PROBLEM STATEMENT. Each entry must appear again exactly as it does in the source.

(Data records)
----

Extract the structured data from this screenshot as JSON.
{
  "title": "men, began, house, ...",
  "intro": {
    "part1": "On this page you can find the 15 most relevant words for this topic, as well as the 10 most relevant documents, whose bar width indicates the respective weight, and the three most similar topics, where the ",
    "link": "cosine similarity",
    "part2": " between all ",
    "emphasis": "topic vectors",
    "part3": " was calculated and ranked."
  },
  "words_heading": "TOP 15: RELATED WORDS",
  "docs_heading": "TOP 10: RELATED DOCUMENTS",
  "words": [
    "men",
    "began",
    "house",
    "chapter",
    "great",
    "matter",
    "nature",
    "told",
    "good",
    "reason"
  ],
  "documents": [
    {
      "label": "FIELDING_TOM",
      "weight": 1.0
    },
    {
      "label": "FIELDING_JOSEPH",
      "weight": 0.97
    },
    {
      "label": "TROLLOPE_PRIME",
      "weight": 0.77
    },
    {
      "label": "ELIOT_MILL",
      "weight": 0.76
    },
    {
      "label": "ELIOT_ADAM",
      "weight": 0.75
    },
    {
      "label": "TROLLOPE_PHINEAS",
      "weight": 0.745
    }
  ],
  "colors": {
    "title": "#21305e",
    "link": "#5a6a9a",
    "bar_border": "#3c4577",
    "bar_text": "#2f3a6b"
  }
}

----

RESULT.
Extract the structured data from this screenshot as JSON.
{
  "title": "men, began, house, ...",
  "intro": {
    "part1": "On this page you can find the 15 most relevant words for this topic, as well as the 10 most relevant documents, whose bar width indicates the respective weight, and the three most similar topics, where the ",
    "link": "cosine similarity",
    "part2": " between all ",
    "emphasis": "topic vectors",
    "part3": " was calculated and ranked."
  },
  "words_heading": "TOP 15: RELATED WORDS",
  "docs_heading": "TOP 10: RELATED DOCUMENTS",
  "words": [
    "men",
    "began",
    "house",
    "chapter",
    "great",
    "matter",
    "nature",
    "told",
    "good",
    "reason"
  ],
  "documents": [
    {
      "label": "FIELDING_TOM",
      "weight": 1.0
    },
    {
      "label": "FIELDING_JOSEPH",
      "weight": 0.97
    },
    {
      "label": "TROLLOPE_PRIME",
      "weight": 0.77
    },
    {
      "label": "ELIOT_MILL",
      "weight": 0.76
    },
    {
      "label": "ELIOT_ADAM",
      "weight": 0.75
    },
    {
      "label": "TROLLOPE_PHINEAS",
      "weight": 0.745
    }
  ],
  "colors": {
    "title": "#21305e",
    "link": "#5a6a9a",
    "bar_border": "#3c4577",
    "bar_text": "#2f3a6b"
  }
}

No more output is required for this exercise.